__Job__
Every line below that contains "family" is to be copied.

— START Recorded data —

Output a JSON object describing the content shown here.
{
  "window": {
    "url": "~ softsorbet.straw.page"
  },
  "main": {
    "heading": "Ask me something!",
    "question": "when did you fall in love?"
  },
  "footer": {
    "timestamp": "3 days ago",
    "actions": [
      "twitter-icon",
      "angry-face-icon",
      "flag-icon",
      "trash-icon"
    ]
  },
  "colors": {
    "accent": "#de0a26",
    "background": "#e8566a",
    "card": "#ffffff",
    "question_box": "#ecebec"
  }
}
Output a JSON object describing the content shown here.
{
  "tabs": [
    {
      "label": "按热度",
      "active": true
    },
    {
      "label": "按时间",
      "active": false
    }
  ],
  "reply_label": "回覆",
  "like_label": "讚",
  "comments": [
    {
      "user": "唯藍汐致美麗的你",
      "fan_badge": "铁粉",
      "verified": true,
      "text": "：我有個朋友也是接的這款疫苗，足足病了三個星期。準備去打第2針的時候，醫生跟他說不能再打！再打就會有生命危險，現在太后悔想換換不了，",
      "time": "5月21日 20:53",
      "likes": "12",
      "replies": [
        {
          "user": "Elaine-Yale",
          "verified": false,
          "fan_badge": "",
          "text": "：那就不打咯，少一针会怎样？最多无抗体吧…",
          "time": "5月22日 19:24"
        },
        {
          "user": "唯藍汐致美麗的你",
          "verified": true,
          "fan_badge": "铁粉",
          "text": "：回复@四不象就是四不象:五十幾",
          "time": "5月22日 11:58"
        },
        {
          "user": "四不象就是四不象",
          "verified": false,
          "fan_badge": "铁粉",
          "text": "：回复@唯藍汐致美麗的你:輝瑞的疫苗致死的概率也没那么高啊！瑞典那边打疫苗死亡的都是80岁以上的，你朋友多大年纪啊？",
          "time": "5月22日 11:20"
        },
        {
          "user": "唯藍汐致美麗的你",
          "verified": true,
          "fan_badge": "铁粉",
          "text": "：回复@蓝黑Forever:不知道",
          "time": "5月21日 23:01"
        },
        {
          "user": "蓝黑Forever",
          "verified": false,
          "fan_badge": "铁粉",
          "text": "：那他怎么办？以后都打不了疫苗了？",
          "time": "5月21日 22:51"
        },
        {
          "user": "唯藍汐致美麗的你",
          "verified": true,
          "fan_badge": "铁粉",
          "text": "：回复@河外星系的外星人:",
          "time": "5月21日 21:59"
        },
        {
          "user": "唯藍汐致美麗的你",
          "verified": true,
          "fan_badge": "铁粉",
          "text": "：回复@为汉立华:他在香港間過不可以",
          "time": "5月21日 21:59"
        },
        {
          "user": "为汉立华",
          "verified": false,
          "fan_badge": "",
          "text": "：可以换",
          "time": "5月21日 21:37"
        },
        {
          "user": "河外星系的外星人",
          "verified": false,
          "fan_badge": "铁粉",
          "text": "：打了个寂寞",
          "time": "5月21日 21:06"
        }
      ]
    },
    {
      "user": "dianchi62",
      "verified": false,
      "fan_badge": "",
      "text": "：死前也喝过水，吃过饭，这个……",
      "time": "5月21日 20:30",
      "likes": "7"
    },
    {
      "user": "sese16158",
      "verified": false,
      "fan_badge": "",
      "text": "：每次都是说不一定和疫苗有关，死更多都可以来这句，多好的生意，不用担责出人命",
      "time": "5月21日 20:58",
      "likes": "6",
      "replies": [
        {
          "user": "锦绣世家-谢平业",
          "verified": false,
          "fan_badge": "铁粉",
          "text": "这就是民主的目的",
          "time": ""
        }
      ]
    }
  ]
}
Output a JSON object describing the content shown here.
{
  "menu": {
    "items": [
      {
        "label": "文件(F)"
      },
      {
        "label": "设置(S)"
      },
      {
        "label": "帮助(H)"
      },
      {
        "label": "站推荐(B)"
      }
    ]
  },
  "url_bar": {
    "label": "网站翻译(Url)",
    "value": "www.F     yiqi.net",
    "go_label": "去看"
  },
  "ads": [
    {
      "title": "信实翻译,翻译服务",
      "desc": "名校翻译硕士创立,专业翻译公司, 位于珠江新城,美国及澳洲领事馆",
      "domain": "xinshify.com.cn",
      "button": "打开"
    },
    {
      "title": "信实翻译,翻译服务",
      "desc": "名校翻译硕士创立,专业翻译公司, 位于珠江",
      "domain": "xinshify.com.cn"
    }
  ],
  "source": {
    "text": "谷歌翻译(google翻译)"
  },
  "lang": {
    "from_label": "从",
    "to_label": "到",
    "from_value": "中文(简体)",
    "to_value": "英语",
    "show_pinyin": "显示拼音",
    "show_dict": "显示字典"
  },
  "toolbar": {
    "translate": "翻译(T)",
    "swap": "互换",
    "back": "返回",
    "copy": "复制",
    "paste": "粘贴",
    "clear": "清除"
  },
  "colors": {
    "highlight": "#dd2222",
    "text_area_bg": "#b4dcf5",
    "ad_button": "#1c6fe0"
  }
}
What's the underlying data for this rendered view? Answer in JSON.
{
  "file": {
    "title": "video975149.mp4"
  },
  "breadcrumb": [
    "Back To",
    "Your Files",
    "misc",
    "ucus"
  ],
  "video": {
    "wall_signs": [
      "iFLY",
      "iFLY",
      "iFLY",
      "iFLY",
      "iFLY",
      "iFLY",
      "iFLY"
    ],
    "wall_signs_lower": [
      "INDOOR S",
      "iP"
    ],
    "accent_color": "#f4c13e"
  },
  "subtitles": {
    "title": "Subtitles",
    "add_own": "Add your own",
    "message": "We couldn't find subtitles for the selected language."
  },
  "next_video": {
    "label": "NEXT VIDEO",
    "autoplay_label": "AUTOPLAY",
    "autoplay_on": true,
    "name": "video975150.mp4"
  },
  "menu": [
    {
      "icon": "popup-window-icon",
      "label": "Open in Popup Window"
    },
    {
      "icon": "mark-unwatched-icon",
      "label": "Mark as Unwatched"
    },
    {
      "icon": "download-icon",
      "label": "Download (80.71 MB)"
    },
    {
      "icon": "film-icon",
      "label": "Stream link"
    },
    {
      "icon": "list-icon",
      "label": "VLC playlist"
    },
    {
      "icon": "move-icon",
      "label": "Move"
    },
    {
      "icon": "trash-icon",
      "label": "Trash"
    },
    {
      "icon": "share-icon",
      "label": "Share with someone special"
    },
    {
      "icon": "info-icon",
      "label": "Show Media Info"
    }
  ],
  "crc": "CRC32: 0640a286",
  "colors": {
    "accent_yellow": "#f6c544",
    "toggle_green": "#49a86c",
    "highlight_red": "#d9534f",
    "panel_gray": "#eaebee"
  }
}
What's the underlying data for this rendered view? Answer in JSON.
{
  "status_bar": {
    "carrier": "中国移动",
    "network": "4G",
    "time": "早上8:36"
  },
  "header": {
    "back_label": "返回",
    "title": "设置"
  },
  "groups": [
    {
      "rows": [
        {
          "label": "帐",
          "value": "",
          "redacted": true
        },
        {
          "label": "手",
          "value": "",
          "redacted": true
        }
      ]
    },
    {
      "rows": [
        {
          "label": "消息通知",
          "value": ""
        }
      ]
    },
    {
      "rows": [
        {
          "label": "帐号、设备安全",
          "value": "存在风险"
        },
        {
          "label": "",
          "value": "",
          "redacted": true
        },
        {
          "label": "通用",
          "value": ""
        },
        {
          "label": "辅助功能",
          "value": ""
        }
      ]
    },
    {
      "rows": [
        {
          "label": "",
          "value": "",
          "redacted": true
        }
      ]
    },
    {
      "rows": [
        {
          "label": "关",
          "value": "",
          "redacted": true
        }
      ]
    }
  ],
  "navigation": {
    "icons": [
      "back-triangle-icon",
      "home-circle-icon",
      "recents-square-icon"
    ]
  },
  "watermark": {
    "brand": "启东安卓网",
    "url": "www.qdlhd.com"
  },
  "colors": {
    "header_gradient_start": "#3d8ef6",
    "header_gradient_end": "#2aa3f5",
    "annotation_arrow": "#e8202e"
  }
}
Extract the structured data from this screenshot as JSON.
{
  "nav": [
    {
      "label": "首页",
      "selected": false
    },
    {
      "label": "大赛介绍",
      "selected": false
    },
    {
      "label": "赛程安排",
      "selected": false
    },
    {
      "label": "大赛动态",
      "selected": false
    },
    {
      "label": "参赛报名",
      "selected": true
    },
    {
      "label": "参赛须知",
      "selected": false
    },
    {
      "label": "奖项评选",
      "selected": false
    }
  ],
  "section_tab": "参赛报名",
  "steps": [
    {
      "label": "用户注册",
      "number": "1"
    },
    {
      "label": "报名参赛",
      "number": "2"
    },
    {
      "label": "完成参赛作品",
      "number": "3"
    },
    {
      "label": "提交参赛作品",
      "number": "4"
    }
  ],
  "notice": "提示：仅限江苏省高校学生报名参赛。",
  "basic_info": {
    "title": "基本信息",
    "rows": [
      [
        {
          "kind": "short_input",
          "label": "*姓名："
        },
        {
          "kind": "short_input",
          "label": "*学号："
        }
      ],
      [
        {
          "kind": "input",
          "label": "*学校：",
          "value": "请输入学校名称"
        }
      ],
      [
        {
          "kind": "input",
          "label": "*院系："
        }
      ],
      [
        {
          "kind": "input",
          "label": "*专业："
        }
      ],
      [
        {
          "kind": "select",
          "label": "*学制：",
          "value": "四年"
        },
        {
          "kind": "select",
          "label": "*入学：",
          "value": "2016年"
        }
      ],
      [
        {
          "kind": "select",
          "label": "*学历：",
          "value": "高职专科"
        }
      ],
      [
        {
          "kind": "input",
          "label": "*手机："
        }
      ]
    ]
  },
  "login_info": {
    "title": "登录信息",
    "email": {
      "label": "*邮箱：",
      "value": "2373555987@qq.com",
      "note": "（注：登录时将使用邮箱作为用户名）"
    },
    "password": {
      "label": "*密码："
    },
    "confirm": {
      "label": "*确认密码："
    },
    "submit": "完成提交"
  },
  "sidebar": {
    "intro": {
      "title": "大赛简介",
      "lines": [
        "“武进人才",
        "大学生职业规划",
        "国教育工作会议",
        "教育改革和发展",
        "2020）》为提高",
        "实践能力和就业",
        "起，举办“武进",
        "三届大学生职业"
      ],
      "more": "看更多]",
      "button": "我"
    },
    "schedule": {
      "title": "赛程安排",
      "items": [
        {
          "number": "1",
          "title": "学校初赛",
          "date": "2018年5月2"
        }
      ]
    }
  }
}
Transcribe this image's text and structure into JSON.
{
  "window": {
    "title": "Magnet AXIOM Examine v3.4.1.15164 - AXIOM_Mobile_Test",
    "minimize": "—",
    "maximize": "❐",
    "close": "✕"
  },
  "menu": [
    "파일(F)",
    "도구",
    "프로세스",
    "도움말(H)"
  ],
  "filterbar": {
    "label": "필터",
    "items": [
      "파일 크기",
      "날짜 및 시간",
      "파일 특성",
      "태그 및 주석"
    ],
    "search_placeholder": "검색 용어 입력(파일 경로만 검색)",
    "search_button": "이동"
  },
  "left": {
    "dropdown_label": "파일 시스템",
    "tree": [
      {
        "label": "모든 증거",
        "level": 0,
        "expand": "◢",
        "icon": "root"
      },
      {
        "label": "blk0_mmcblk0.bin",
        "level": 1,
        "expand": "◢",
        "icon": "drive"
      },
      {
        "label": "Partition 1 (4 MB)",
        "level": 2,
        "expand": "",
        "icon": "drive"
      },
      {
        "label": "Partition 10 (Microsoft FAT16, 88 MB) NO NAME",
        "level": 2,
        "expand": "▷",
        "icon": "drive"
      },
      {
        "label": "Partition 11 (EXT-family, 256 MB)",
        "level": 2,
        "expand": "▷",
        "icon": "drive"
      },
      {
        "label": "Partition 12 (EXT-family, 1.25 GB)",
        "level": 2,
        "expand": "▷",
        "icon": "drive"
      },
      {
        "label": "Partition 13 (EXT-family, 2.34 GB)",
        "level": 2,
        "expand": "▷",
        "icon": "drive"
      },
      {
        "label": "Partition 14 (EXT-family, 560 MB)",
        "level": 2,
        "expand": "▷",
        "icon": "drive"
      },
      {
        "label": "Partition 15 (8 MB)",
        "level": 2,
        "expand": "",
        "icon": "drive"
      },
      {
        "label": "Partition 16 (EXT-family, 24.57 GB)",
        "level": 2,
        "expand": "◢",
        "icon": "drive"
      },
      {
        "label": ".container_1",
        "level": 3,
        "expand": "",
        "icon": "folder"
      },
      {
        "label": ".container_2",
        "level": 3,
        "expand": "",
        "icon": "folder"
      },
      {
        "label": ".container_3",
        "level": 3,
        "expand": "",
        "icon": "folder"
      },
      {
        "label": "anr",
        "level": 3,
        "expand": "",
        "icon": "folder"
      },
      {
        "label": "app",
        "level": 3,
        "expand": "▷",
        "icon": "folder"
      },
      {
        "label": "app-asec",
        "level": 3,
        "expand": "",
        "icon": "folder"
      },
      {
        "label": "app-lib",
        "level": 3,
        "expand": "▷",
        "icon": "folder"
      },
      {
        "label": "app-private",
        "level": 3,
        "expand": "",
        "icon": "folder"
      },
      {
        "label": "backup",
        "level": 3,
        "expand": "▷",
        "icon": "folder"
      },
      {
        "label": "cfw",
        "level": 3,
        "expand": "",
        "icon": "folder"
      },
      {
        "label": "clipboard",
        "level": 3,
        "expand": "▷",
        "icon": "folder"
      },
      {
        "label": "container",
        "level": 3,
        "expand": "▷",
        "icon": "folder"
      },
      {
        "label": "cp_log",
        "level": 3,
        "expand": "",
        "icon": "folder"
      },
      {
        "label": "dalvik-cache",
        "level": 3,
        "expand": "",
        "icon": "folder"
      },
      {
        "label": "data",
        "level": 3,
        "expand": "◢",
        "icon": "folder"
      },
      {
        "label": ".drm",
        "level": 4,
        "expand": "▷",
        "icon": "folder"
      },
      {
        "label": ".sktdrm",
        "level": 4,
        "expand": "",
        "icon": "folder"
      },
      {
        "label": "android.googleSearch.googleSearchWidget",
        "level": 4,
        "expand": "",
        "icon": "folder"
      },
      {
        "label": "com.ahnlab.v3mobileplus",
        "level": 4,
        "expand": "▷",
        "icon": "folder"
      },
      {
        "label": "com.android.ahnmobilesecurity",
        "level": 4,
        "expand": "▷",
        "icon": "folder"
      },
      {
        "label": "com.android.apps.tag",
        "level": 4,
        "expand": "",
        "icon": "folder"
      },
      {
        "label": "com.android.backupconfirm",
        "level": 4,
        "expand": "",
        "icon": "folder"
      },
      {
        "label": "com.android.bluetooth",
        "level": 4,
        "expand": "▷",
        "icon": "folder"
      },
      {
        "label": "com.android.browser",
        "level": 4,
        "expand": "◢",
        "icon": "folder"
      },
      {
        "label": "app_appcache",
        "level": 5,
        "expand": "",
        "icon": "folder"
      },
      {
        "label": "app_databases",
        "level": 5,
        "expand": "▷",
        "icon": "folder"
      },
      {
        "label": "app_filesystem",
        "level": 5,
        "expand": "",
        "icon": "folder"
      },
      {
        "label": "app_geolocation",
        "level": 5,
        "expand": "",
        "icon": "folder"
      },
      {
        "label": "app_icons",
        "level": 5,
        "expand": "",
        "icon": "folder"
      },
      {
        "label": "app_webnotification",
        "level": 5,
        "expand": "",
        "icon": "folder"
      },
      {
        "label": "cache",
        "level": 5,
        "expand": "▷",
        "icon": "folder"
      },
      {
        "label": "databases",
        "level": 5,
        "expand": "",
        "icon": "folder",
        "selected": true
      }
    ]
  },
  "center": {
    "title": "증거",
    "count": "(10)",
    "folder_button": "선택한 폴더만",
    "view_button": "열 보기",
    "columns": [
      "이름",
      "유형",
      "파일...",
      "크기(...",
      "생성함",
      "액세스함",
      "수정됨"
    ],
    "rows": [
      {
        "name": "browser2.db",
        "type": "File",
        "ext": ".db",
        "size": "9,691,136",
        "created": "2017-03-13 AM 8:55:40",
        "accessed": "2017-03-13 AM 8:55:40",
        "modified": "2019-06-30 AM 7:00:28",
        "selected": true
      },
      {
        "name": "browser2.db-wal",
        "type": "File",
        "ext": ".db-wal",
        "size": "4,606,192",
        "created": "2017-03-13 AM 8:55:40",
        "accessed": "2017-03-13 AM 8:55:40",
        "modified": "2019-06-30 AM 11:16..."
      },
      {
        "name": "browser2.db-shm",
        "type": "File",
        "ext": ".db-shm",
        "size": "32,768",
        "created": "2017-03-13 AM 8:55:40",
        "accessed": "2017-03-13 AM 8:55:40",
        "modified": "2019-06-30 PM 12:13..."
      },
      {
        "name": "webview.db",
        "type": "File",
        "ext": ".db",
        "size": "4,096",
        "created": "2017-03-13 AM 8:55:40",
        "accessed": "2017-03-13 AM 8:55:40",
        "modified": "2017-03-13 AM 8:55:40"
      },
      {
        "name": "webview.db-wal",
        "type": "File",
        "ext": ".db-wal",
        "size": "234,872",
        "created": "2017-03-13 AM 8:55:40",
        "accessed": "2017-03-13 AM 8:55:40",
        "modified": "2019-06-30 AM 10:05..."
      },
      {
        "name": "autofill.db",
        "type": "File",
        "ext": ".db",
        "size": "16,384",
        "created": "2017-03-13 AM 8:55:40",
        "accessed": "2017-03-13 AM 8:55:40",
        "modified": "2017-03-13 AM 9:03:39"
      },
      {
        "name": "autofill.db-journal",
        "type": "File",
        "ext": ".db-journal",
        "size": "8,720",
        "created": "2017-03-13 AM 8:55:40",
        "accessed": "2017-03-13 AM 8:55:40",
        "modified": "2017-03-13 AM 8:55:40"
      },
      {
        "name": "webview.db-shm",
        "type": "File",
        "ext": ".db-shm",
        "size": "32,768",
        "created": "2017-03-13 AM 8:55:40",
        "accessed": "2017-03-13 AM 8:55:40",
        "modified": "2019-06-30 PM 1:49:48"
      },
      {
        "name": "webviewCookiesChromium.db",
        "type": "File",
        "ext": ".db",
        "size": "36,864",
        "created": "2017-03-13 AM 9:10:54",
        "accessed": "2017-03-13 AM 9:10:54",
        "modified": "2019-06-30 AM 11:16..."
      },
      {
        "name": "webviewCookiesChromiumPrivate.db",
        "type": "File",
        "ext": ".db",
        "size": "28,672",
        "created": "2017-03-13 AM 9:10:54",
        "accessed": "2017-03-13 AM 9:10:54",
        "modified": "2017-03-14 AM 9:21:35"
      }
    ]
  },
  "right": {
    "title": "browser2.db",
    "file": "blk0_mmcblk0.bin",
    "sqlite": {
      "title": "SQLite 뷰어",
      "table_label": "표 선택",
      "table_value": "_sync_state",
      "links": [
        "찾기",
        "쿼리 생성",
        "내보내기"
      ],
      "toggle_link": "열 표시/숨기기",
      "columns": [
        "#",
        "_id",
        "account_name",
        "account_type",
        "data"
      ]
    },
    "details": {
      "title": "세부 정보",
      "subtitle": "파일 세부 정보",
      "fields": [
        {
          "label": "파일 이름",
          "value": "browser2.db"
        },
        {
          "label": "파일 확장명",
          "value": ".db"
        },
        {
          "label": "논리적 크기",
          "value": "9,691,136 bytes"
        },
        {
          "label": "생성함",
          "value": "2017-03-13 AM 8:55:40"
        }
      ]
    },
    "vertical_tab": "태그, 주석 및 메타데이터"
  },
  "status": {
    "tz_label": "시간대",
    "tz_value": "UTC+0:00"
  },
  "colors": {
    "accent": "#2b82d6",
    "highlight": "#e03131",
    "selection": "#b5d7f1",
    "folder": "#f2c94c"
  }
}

— END Recorded data —

__Written response__
        "label": "Partition 11 (EXT-family, 256 MB)",
        "label": "Partition 12 (EXT-family, 1.25 GB)",
        "label": "Partition 13 (EXT-family, 2.34 GB)",
        "label": "Partition 14 (EXT-family, 560 MB)",
        "label": "Partition 16 (EXT-family, 24.57 GB)",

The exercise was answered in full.